**Entries provided**
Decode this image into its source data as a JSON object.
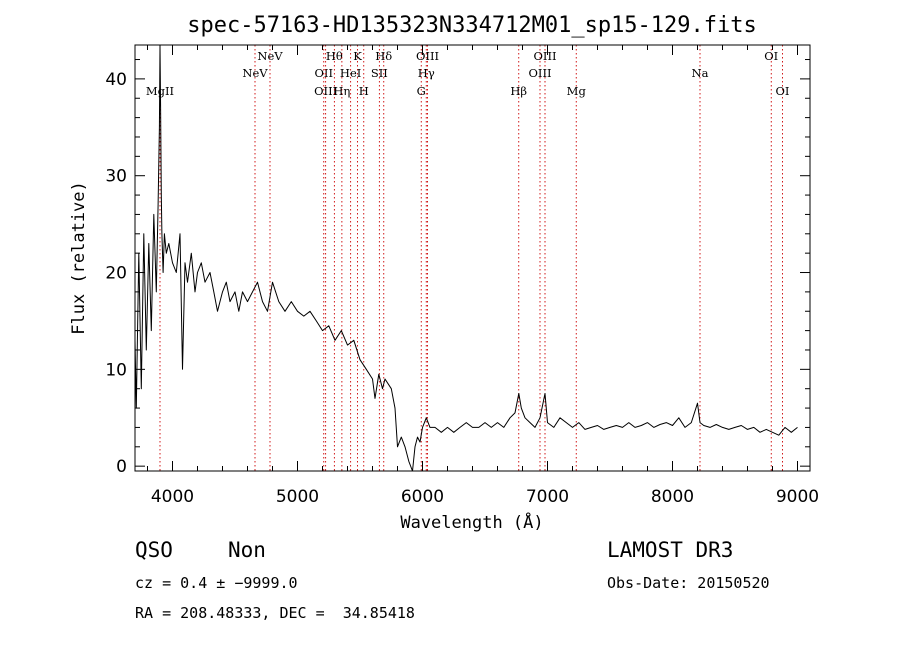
{
  "chart_data": {
    "type": "line",
    "title": "spec-57163-HD135323N334712M01_sp15-129.fits",
    "xlabel": "Wavelength (Å)",
    "ylabel": "Flux (relative)",
    "xlim": [
      3700,
      9100
    ],
    "ylim": [
      -0.5,
      43.5
    ],
    "xticks": [
      4000,
      5000,
      6000,
      7000,
      8000,
      9000
    ],
    "yticks": [
      0,
      10,
      20,
      30,
      40
    ],
    "series": [
      {
        "name": "flux",
        "x": [
          3700,
          3710,
          3730,
          3750,
          3770,
          3790,
          3810,
          3830,
          3850,
          3870,
          3885,
          3895,
          3900,
          3905,
          3910,
          3915,
          3925,
          3935,
          3950,
          3970,
          4000,
          4030,
          4060,
          4080,
          4100,
          4120,
          4150,
          4180,
          4200,
          4230,
          4260,
          4300,
          4330,
          4360,
          4400,
          4430,
          4460,
          4500,
          4530,
          4560,
          4600,
          4640,
          4680,
          4720,
          4760,
          4800,
          4850,
          4900,
          4950,
          5000,
          5050,
          5100,
          5150,
          5200,
          5250,
          5300,
          5350,
          5400,
          5450,
          5500,
          5550,
          5600,
          5620,
          5650,
          5680,
          5700,
          5750,
          5780,
          5800,
          5830,
          5860,
          5890,
          5920,
          5940,
          5960,
          5980,
          6000,
          6030,
          6060,
          6100,
          6150,
          6200,
          6250,
          6300,
          6350,
          6400,
          6450,
          6500,
          6550,
          6600,
          6650,
          6700,
          6740,
          6770,
          6790,
          6820,
          6860,
          6900,
          6940,
          6980,
          7000,
          7050,
          7100,
          7150,
          7200,
          7250,
          7300,
          7350,
          7400,
          7450,
          7500,
          7550,
          7600,
          7650,
          7700,
          7750,
          7800,
          7850,
          7900,
          7950,
          8000,
          8050,
          8100,
          8150,
          8200,
          8220,
          8250,
          8300,
          8350,
          8400,
          8450,
          8500,
          8550,
          8600,
          8650,
          8700,
          8750,
          8800,
          8850,
          8900,
          8950,
          9000
        ],
        "values": [
          13,
          6,
          22,
          8,
          24,
          12,
          23,
          14,
          26,
          18,
          27,
          35,
          45,
          37,
          28,
          24,
          20,
          24,
          22,
          23,
          21,
          20,
          24,
          10,
          21,
          19,
          22,
          18,
          20,
          21,
          19,
          20,
          18,
          16,
          18,
          19,
          17,
          18,
          16,
          18,
          17,
          18,
          19,
          17,
          16,
          19,
          17,
          16,
          17,
          16,
          15.5,
          16,
          15,
          14,
          14.5,
          13,
          14,
          12.5,
          13,
          11,
          10,
          9,
          7,
          9.5,
          8,
          9,
          8,
          6,
          2,
          3,
          2,
          0.5,
          -0.5,
          2,
          3,
          2.5,
          4,
          5,
          4,
          4,
          3.5,
          4,
          3.5,
          4,
          4.5,
          4,
          4,
          4.5,
          4,
          4.5,
          4,
          5,
          5.5,
          7.5,
          6,
          5,
          4.5,
          4,
          5,
          7.5,
          4.5,
          4,
          5,
          4.5,
          4,
          4.5,
          3.8,
          4,
          4.2,
          3.8,
          4,
          4.2,
          4,
          4.5,
          4,
          4.2,
          4.5,
          4,
          4.3,
          4.5,
          4.2,
          5,
          4,
          4.5,
          6.5,
          4.5,
          4.2,
          4,
          4.3,
          4,
          3.8,
          4,
          4.2,
          3.8,
          4,
          3.5,
          3.8,
          3.5,
          3.2,
          4,
          3.5,
          4
        ]
      }
    ],
    "emission_lines": [
      {
        "label": "MgII",
        "wavelength": 3900,
        "row": 3
      },
      {
        "label": "NeV",
        "wavelength": 4660,
        "row": 2
      },
      {
        "label": "NeV",
        "wavelength": 4780,
        "row": 1
      },
      {
        "label": "OII",
        "wavelength": 5210,
        "row": 2
      },
      {
        "label": "OIII",
        "wavelength": 5225,
        "row": 3
      },
      {
        "label": "Hθ",
        "wavelength": 5295,
        "row": 1
      },
      {
        "label": "Hη",
        "wavelength": 5355,
        "row": 3
      },
      {
        "label": "HeI",
        "wavelength": 5425,
        "row": 2
      },
      {
        "label": "K",
        "wavelength": 5480,
        "row": 1
      },
      {
        "label": "H",
        "wavelength": 5530,
        "row": 3
      },
      {
        "label": "Hδ",
        "wavelength": 5690,
        "row": 1
      },
      {
        "label": "SII",
        "wavelength": 5655,
        "row": 2
      },
      {
        "label": "OIII",
        "wavelength": 6040,
        "row": 1
      },
      {
        "label": "Hγ",
        "wavelength": 6030,
        "row": 2
      },
      {
        "label": "G",
        "wavelength": 5990,
        "row": 3
      },
      {
        "label": "Hβ",
        "wavelength": 6770,
        "row": 3
      },
      {
        "label": "OIII",
        "wavelength": 6980,
        "row": 1
      },
      {
        "label": "OIII",
        "wavelength": 6940,
        "row": 2
      },
      {
        "label": "Mg",
        "wavelength": 7230,
        "row": 3
      },
      {
        "label": "Na",
        "wavelength": 8220,
        "row": 2
      },
      {
        "label": "OI",
        "wavelength": 8790,
        "row": 1
      },
      {
        "label": "OI",
        "wavelength": 8880,
        "row": 3
      }
    ]
  },
  "footer": {
    "class": "QSO",
    "subclass": "Non",
    "survey": "LAMOST DR3",
    "cz": "cz = 0.4 ± −9999.0",
    "obs_date": "Obs-Date: 20150520",
    "radec": "RA = 208.48333, DEC =  34.85418"
  }
}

**Work to complete**
Leave out the pictures and return every record word for word.

**Output**
Decode this image into its source data as a JSON object.
{
  "chart_data": {
    "type": "line",
    "title": "spec-57163-HD135323N334712M01_sp15-129.fits",
    "xlabel": "Wavelength (Å)",
    "ylabel": "Flux (relative)",
    "xlim": [
      3700,
      9100
    ],
    "ylim": [
      -0.5,
      43.5
    ],
    "xticks": [
      4000,
      5000,
      6000,
      7000,
      8000,
      9000
    ],
    "yticks": [
      0,
      10,
      20,
      30,
      40
    ],
    "series": [
      {
        "name": "flux",
        "x": [
          3700,
          3710,
          3730,
          3750,
          3770,
          3790,
          3810,
          3830,
          3850,
          3870,
          3885,
          3895,
          3900,
          3905,
          3910,
          3915,
          3925,
          3935,
          3950,
          3970,
          4000,
          4030,
          4060,
          4080,
          4100,
          4120,
          4150,
          4180,
          4200,
          4230,
          4260,
          4300,
          4330,
          4360,
          4400,
          4430,
          4460,
          4500,
          4530,
          4560,
          4600,
          4640,
          4680,
          4720,
          4760,
          4800,
          4850,
          4900,
          4950,
          5000,
          5050,
          5100,
          5150,
          5200,
          5250,
          5300,
          5350,
          5400,
          5450,
          5500,
          5550,
          5600,
          5620,
          5650,
          5680,
          5700,
          5750,
          5780,
          5800,
          5830,
          5860,
          5890,
          5920,
          5940,
          5960,
          5980,
          6000,
          6030,
          6060,
          6100,
          6150,
          6200,
          6250,
          6300,
          6350,
          6400,
          6450,
          6500,
          6550,
          6600,
          6650,
          6700,
          6740,
          6770,
          6790,
          6820,
          6860,
          6900,
          6940,
          6980,
          7000,
          7050,
          7100,
          7150,
          7200,
          7250,
          7300,
          7350,
          7400,
          7450,
          7500,
          7550,
          7600,
          7650,
          7700,
          7750,
          7800,
          7850,
          7900,
          7950,
          8000,
          8050,
          8100,
          8150,
          8200,
          8220,
          8250,
          8300,
          8350,
          8400,
          8450,
          8500,
          8550,
          8600,
          8650,
          8700,
          8750,
          8800,
          8850,
          8900,
          8950,
          9000
        ],
        "values": [
          13,
          6,
          22,
          8,
          24,
          12,
          23,
          14,
          26,
          18,
          27,
          35,
          45,
          37,
          28,
          24,
          20,
          24,
          22,
          23,
          21,
          20,
          24,
          10,
          21,
          19,
          22,
          18,
          20,
          21,
          19,
          20,
          18,
          16,
          18,
          19,
          17,
          18,
          16,
          18,
          17,
          18,
          19,
          17,
          16,
          19,
          17,
          16,
          17,
          16,
          15.5,
          16,
          15,
          14,
          14.5,
          13,
          14,
          12.5,
          13,
          11,
          10,
          9,
          7,
          9.5,
          8,
          9,
          8,
          6,
          2,
          3,
          2,
          0.5,
          -0.5,
          2,
          3,
          2.5,
          4,
          5,
          4,
          4,
          3.5,
          4,
          3.5,
          4,
          4.5,
          4,
          4,
          4.5,
          4,
          4.5,
          4,
          5,
          5.5,
          7.5,
          6,
          5,
          4.5,
          4,
          5,
          7.5,
          4.5,
          4,
          5,
          4.5,
          4,
          4.5,
          3.8,
          4,
          4.2,
          3.8,
          4,
          4.2,
          4,
          4.5,
          4,
          4.2,
          4.5,
          4,
          4.3,
          4.5,
          4.2,
          5,
          4,
          4.5,
          6.5,
          4.5,
          4.2,
          4,
          4.3,
          4,
          3.8,
          4,
          4.2,
          3.8,
          4,
          3.5,
          3.8,
          3.5,
          3.2,
          4,
          3.5,
          4
        ]
      }
    ],
    "emission_lines": [
      {
        "label": "MgII",
        "wavelength": 3900,
        "row": 3
      },
      {
        "label": "NeV",
        "wavelength": 4660,
        "row": 2
      },
      {
        "label": "NeV",
        "wavelength": 4780,
        "row": 1
      },
      {
        "label": "OII",
        "wavelength": 5210,
        "row": 2
      },
      {
        "label": "OIII",
        "wavelength": 5225,
        "row": 3
      },
      {
        "label": "Hθ",
        "wavelength": 5295,
        "row": 1
      },
      {
        "label": "Hη",
        "wavelength": 5355,
        "row": 3
      },
      {
        "label": "HeI",
        "wavelength": 5425,
        "row": 2
      },
      {
        "label": "K",
        "wavelength": 5480,
        "row": 1
      },
      {
        "label": "H",
        "wavelength": 5530,
        "row": 3
      },
      {
        "label": "Hδ",
        "wavelength": 5690,
        "row": 1
      },
      {
        "label": "SII",
        "wavelength": 5655,
        "row": 2
      },
      {
        "label": "OIII",
        "wavelength": 6040,
        "row": 1
      },
      {
        "label": "Hγ",
        "wavelength": 6030,
        "row": 2
      },
      {
        "label": "G",
        "wavelength": 5990,
        "row": 3
      },
      {
        "label": "Hβ",
        "wavelength": 6770,
        "row": 3
      },
      {
        "label": "OIII",
        "wavelength": 6980,
        "row": 1
      },
      {
        "label": "OIII",
        "wavelength": 6940,
        "row": 2
      },
      {
        "label": "Mg",
        "wavelength": 7230,
        "row": 3
      },
      {
        "label": "Na",
        "wavelength": 8220,
        "row": 2
      },
      {
        "label": "OI",
        "wavelength": 8790,
        "row": 1
      },
      {
        "label": "OI",
        "wavelength": 8880,
        "row": 3
      }
    ]
  },
  "footer": {
    "class": "QSO",
    "subclass": "Non",
    "survey": "LAMOST DR3",
    "cz": "cz = 0.4 ± −9999.0",
    "obs_date": "Obs-Date: 20150520",
    "radec": "RA = 208.48333, DEC =  34.85418"
  }
}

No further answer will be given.